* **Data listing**
↓↓↓

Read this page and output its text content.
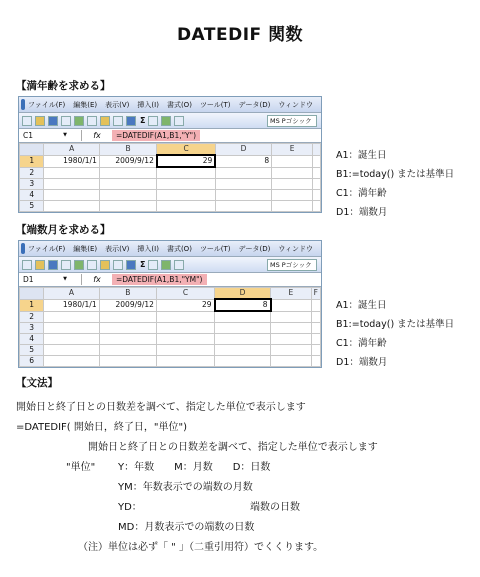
DATEDIF 関数
【満年齢を求める】
ファイル(F) 編集(E) 表示(V) 挿入(I) 書式(O) ツール(T) データ(D) ウィンドウ
Σ	MS Pゴシック
C1 ▼	fx	=DATEDIF(A1,B1,"Y")
	A	B	C	D	E	
1	1980/1/1	2009/9/12	29	8		
2						
3						
4						
5						
A1：誕生日
B1:=today() または基準日
C1：満年齢
D1：端数月
【端数月を求める】
ファイル(F) 編集(E) 表示(V) 挿入(I) 書式(O) ツール(T) データ(D) ウィンドウ
Σ	MS Pゴシック
D1 ▼	fx	=DATEDIF(A1,B1,"YM")
	A	B	C	D	E	F
1	1980/1/1	2009/9/12	29	8		
2						
3						
4						
5						
6						
A1：誕生日
B1:=today() または基準日
C1：満年齢
D1：端数月
【文法】
開始日と終了日との日数差を調べて、指定した単位で表示します
=DATEDIF( 開始日，終了日，"単位")
開始日と終了日との日数差を調べて、指定した単位で表示します
"単位" Y：年数　　M：月数　　D：日数
YM：年数表示での端数の月数
YD：	端数の日数
MD：月数表示での端数の日数
（注）単位は必ず「 " 」（二重引用符）でくくります。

↑↑↑

Copy out all lines from the material above that contain the string "DATEDIF".

DATEDIF 関数
C1 ▼	fx	=DATEDIF(A1,B1,"Y")
D1 ▼	fx	=DATEDIF(A1,B1,"YM")
=DATEDIF( 開始日，終了日，"単位")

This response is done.